*Exercise goal*.
Check each line of the records below and collect those holding "ορισμένο".

*Collection entries*.
⟨
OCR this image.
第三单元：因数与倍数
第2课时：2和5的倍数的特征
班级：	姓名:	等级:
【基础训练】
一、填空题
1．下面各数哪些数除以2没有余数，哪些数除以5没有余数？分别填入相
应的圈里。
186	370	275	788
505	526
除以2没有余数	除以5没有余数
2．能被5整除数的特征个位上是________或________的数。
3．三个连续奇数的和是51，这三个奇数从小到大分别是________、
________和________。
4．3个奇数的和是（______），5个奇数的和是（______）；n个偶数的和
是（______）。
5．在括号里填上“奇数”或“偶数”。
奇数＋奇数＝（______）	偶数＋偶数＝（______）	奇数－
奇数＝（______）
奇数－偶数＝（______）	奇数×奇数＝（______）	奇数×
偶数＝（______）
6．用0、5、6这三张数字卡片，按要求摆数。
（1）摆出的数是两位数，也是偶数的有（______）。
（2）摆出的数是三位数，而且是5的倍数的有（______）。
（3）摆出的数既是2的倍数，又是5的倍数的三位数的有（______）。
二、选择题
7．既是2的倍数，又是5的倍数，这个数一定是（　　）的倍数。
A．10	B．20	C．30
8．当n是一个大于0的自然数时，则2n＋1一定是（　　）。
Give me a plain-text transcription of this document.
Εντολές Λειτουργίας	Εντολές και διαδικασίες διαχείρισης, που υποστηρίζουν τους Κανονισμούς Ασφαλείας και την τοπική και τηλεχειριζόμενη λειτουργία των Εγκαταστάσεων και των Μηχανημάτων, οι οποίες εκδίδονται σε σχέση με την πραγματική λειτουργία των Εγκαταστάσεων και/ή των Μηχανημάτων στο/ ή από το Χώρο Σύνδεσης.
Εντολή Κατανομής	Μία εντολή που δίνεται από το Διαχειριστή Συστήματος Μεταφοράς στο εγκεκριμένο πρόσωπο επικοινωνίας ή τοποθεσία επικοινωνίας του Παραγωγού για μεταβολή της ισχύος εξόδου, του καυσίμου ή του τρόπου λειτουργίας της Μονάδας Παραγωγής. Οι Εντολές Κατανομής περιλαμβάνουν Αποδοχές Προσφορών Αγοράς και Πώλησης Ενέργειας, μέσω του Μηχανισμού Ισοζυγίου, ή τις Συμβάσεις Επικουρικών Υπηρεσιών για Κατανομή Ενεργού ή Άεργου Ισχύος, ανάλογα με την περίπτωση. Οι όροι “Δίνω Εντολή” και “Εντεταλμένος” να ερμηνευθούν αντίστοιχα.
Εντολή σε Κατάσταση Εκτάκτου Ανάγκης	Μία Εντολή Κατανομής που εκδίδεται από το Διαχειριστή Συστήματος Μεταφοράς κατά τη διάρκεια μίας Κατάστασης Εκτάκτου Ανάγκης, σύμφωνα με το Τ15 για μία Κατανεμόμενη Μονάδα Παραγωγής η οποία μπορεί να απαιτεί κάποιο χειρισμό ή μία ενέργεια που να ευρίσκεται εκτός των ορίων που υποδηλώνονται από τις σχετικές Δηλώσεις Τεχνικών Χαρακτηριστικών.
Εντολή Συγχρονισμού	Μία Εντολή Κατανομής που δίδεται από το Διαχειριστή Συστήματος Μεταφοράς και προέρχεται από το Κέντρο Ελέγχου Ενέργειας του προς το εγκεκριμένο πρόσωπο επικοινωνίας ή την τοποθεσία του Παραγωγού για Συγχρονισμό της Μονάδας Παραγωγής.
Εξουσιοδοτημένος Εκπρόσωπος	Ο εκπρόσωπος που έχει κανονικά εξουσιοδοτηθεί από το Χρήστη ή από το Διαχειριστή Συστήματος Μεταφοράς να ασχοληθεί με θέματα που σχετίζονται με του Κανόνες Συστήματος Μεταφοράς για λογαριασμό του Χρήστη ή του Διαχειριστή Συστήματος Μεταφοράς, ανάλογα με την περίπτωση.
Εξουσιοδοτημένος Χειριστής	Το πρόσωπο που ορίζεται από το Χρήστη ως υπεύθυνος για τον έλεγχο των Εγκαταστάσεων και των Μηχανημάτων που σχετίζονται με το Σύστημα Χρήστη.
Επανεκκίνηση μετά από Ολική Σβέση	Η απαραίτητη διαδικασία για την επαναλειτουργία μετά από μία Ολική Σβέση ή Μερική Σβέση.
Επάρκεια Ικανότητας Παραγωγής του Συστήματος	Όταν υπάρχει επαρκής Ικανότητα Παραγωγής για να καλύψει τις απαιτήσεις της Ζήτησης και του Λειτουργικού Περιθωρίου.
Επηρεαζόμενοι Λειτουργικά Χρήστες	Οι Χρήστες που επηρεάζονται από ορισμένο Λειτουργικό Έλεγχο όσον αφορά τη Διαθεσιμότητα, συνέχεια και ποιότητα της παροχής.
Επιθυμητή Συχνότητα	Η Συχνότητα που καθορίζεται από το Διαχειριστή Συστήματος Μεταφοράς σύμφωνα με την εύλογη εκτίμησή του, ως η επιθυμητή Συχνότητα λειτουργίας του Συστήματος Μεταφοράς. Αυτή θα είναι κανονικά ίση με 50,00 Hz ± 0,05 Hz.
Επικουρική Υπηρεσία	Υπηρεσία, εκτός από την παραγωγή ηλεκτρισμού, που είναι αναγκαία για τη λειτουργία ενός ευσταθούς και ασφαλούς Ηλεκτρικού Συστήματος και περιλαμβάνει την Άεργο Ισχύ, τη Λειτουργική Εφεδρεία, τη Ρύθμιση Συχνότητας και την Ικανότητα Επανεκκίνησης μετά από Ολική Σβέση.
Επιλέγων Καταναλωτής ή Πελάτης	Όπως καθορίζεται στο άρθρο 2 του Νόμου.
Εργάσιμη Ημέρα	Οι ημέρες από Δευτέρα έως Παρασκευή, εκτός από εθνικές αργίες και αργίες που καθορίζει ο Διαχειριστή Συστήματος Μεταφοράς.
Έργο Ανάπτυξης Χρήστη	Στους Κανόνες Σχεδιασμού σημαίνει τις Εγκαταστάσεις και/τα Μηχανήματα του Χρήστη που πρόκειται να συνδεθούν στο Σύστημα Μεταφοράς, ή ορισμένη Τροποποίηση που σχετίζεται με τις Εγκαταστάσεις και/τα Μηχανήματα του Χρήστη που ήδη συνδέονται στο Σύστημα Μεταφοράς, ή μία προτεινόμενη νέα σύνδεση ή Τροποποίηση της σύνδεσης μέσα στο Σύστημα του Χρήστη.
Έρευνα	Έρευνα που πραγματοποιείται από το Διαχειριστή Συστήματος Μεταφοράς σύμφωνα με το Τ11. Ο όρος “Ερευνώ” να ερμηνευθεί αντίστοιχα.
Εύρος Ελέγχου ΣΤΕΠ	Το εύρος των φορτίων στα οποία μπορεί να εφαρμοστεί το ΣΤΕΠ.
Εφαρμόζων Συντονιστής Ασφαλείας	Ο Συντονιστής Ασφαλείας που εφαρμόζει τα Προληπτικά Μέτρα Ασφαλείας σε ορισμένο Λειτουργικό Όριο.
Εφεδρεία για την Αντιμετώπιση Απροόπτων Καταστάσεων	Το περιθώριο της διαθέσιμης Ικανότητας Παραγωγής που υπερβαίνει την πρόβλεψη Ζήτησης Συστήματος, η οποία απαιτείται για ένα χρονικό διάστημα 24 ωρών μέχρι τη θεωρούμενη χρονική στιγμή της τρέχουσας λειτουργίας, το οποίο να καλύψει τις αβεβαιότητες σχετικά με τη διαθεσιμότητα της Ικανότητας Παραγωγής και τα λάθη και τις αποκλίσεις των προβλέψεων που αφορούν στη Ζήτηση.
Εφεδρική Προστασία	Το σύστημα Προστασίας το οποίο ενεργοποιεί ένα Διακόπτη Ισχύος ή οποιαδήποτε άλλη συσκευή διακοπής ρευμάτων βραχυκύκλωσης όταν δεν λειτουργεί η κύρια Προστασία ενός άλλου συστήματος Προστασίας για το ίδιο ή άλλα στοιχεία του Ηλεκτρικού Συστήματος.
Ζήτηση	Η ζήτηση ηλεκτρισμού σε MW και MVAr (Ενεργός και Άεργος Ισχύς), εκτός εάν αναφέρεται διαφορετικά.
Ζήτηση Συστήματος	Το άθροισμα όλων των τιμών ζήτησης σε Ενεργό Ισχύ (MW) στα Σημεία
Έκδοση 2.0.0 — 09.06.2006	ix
⟩
*Solution*.
Επηρεαζόμενοι Λειτουργικά Χρήστες	Οι Χρήστες που επηρεάζονται από ορισμένο Λειτουργικό Έλεγχο όσον αφορά τη Διαθεσιμότητα, συνέχεια και ποιότητα της παροχής.
Εφαρμόζων Συντονιστής Ασφαλείας	Ο Συντονιστής Ασφαλείας που εφαρμόζει τα Προληπτικά Μέτρα Ασφαλείας σε ορισμένο Λειτουργικό Όριο.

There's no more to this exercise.